-- Objective --
Retype all of the data. Every line must match exactly.

-- Given records --
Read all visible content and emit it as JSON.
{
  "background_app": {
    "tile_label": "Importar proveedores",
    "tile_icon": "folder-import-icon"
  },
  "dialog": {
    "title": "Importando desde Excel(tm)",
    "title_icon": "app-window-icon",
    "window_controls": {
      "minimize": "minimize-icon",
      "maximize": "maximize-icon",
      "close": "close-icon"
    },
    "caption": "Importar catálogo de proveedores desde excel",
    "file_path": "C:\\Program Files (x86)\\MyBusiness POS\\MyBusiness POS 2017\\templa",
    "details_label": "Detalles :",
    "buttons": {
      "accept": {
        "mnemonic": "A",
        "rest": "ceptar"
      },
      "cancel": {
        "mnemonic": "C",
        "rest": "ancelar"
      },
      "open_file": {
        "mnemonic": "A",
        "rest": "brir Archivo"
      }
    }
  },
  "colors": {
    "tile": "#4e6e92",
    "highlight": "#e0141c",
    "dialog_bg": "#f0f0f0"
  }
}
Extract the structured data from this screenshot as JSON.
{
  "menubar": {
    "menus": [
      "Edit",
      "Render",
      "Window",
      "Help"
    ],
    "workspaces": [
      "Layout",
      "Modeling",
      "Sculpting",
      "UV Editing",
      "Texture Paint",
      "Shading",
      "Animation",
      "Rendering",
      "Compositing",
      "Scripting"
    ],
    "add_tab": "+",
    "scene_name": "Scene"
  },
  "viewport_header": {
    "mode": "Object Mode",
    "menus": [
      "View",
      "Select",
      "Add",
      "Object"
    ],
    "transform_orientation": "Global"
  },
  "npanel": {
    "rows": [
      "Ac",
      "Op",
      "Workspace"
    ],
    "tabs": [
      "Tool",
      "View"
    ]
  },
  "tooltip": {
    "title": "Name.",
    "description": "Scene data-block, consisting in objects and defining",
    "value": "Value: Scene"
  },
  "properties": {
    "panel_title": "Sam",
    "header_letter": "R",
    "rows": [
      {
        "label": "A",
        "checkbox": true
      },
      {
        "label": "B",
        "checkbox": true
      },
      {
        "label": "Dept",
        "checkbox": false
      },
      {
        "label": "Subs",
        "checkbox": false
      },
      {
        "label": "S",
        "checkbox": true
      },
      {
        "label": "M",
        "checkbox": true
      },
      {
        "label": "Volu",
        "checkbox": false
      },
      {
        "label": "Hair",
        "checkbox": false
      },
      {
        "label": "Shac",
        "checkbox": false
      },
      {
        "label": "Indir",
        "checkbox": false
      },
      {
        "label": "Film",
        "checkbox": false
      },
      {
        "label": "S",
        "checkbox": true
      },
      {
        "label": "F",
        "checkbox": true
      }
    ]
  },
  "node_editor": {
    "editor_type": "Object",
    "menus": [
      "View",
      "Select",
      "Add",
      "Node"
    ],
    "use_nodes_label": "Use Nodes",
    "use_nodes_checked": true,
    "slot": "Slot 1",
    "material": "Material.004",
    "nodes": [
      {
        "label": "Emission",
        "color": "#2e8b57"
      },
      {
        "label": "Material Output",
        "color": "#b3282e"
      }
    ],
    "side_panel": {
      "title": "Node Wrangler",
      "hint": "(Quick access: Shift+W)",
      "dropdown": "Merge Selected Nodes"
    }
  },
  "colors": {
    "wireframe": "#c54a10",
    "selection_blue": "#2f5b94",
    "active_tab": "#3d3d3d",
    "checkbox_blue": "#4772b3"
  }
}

-- Solution for this exercise --
Read all visible content and emit it as JSON.
{
  "background_app": {
    "tile_label": "Importar proveedores",
    "tile_icon": "folder-import-icon"
  },
  "dialog": {
    "title": "Importando desde Excel(tm)",
    "title_icon": "app-window-icon",
    "window_controls": {
      "minimize": "minimize-icon",
      "maximize": "maximize-icon",
      "close": "close-icon"
    },
    "caption": "Importar catálogo de proveedores desde excel",
    "file_path": "C:\\Program Files (x86)\\MyBusiness POS\\MyBusiness POS 2017\\templa",
    "details_label": "Detalles :",
    "buttons": {
      "accept": {
        "mnemonic": "A",
        "rest": "ceptar"
      },
      "cancel": {
        "mnemonic": "C",
        "rest": "ancelar"
      },
      "open_file": {
        "mnemonic": "A",
        "rest": "brir Archivo"
      }
    }
  },
  "colors": {
    "tile": "#4e6e92",
    "highlight": "#e0141c",
    "dialog_bg": "#f0f0f0"
  }
}
Extract the structured data from this screenshot as JSON.
{
  "menubar": {
    "menus": [
      "Edit",
      "Render",
      "Window",
      "Help"
    ],
    "workspaces": [
      "Layout",
      "Modeling",
      "Sculpting",
      "UV Editing",
      "Texture Paint",
      "Shading",
      "Animation",
      "Rendering",
      "Compositing",
      "Scripting"
    ],
    "add_tab": "+",
    "scene_name": "Scene"
  },
  "viewport_header": {
    "mode": "Object Mode",
    "menus": [
      "View",
      "Select",
      "Add",
      "Object"
    ],
    "transform_orientation": "Global"
  },
  "npanel": {
    "rows": [
      "Ac",
      "Op",
      "Workspace"
    ],
    "tabs": [
      "Tool",
      "View"
    ]
  },
  "tooltip": {
    "title": "Name.",
    "description": "Scene data-block, consisting in objects and defining",
    "value": "Value: Scene"
  },
  "properties": {
    "panel_title": "Sam",
    "header_letter": "R",
    "rows": [
      {
        "label": "A",
        "checkbox": true
      },
      {
        "label": "B",
        "checkbox": true
      },
      {
        "label": "Dept",
        "checkbox": false
      },
      {
        "label": "Subs",
        "checkbox": false
      },
      {
        "label": "S",
        "checkbox": true
      },
      {
        "label": "M",
        "checkbox": true
      },
      {
        "label": "Volu",
        "checkbox": false
      },
      {
        "label": "Hair",
        "checkbox": false
      },
      {
        "label": "Shac",
        "checkbox": false
      },
      {
        "label": "Indir",
        "checkbox": false
      },
      {
        "label": "Film",
        "checkbox": false
      },
      {
        "label": "S",
        "checkbox": true
      },
      {
        "label": "F",
        "checkbox": true
      }
    ]
  },
  "node_editor": {
    "editor_type": "Object",
    "menus": [
      "View",
      "Select",
      "Add",
      "Node"
    ],
    "use_nodes_label": "Use Nodes",
    "use_nodes_checked": true,
    "slot": "Slot 1",
    "material": "Material.004",
    "nodes": [
      {
        "label": "Emission",
        "color": "#2e8b57"
      },
      {
        "label": "Material Output",
        "color": "#b3282e"
      }
    ],
    "side_panel": {
      "title": "Node Wrangler",
      "hint": "(Quick access: Shift+W)",
      "dropdown": "Merge Selected Nodes"
    }
  },
  "colors": {
    "wireframe": "#c54a10",
    "selection_blue": "#2f5b94",
    "active_tab": "#3d3d3d",
    "checkbox_blue": "#4772b3"
  }
}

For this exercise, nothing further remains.